Quote all entries exactly, leaving pictures aside.

(Data entries)
────────────────────
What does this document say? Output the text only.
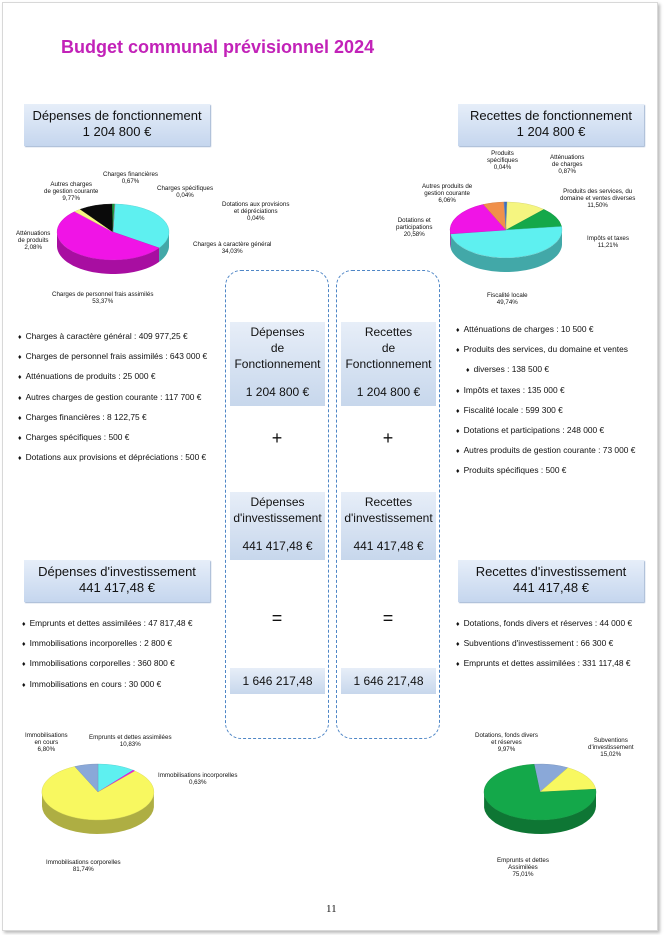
Budget communal prévisionnel 2024
Dépenses de fonctionnement
1 204 800 €
Recettes de fonctionnement
1 204 800 €
Dépenses d'investissement
441 417,48 €
Recettes d'investissement
441 417,48 €
Charges financières
0,67%
Autres charges
de gestion courante
9,77%
Charges spécifiques
0,04%
Dotations aux provisions
et dépréciations
0,04%
Atténuations
de produits
2,08%	Charges à caractère général
34,03%
Charges de personnel frais assimilés
53,37%
Produits
spécifiques
0,04%
Atténuations
de charges
0,87%
Autres produits de
gestion courante
6,06%
Produits des services, du
domaine et ventes diverses
11,50%
Dotations et
participations
20,58%
Impôts et taxes
11,21%
Fiscalité locale
49,74%
Immobilisations
en cours
6,80%
Emprunts et dettes assimilées
10,83%
Immobilisations incorporelles
0,63%
Immobilisations corporelles
81,74%
Dotations, fonds divers
et réserves
9,97%
Subventions
d'investissement
15,02%
Emprunts et dettes
Assimilées
75,01%
♦ Charges à caractère général : 409 977,25 €
♦ Charges de personnel frais assimilés : 643 000 €
♦ Atténuations de produits : 25 000 €
♦ Autres charges de gestion courante : 117 700 €
♦ Charges financières : 8 122,75 €
♦ Charges spécifiques : 500 €
♦ Dotations aux provisions et dépréciations : 500 €
♦ Atténuations de charges : 10 500 €
♦ Produits des services, du domaine et ventes
♦ diverses : 138 500 €
♦ Impôts et taxes : 135 000 €
♦ Fiscalité locale : 599 300 €
♦ Dotations et participations : 248 000 €
♦ Autres produits de gestion courante : 73 000 €
♦ Produits spécifiques : 500 €
♦ Emprunts et dettes assimilées : 47 817,48 €
♦ Immobilisations incorporelles : 2 800 €
♦ Immobilisations corporelles : 360 800 €
♦ Immobilisations en cours : 30 000 €
♦ Dotations, fonds divers et réserves : 44 000 €
♦ Subventions d'investissement : 66 300 €
♦ Emprunts et dettes assimilées : 331 117,48 €
Dépenses
de
Fonctionnement
1 204 800 €
+
Dépenses
d'investissement
441 417,48 €
=
1 646 217,48
Recettes
de
Fonctionnement
1 204 800 €
+
Recettes
d'investissement
441 417,48 €
=
1 646 217,48
11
────────────────────
■ Task result ■
What does this document say? Output the text only.
Budget communal prévisionnel 2024
Dépenses de fonctionnement
1 204 800 €
Recettes de fonctionnement
1 204 800 €
Dépenses d'investissement
441 417,48 €
Recettes d'investissement
441 417,48 €
Charges financières
0,67%
Autres charges
de gestion courante
9,77%
Charges spécifiques
0,04%
Dotations aux provisions
et dépréciations
0,04%
Atténuations
de produits
2,08%	Charges à caractère général
34,03%
Charges de personnel frais assimilés
53,37%
Produits
spécifiques
0,04%
Atténuations
de charges
0,87%
Autres produits de
gestion courante
6,06%
Produits des services, du
domaine et ventes diverses
11,50%
Dotations et
participations
20,58%
Impôts et taxes
11,21%
Fiscalité locale
49,74%
Immobilisations
en cours
6,80%
Emprunts et dettes assimilées
10,83%
Immobilisations incorporelles
0,63%
Immobilisations corporelles
81,74%
Dotations, fonds divers
et réserves
9,97%
Subventions
d'investissement
15,02%
Emprunts et dettes
Assimilées
75,01%
♦ Charges à caractère général : 409 977,25 €
♦ Charges de personnel frais assimilés : 643 000 €
♦ Atténuations de produits : 25 000 €
♦ Autres charges de gestion courante : 117 700 €
♦ Charges financières : 8 122,75 €
♦ Charges spécifiques : 500 €
♦ Dotations aux provisions et dépréciations : 500 €
♦ Atténuations de charges : 10 500 €
♦ Produits des services, du domaine et ventes
♦ diverses : 138 500 €
♦ Impôts et taxes : 135 000 €
♦ Fiscalité locale : 599 300 €
♦ Dotations et participations : 248 000 €
♦ Autres produits de gestion courante : 73 000 €
♦ Produits spécifiques : 500 €
♦ Emprunts et dettes assimilées : 47 817,48 €
♦ Immobilisations incorporelles : 2 800 €
♦ Immobilisations corporelles : 360 800 €
♦ Immobilisations en cours : 30 000 €
♦ Dotations, fonds divers et réserves : 44 000 €
♦ Subventions d'investissement : 66 300 €
♦ Emprunts et dettes assimilées : 331 117,48 €
Dépenses
de
Fonctionnement
1 204 800 €
+
Dépenses
d'investissement
441 417,48 €
=
1 646 217,48
Recettes
de
Fonctionnement
1 204 800 €
+
Recettes
d'investissement
441 417,48 €
=
1 646 217,48
11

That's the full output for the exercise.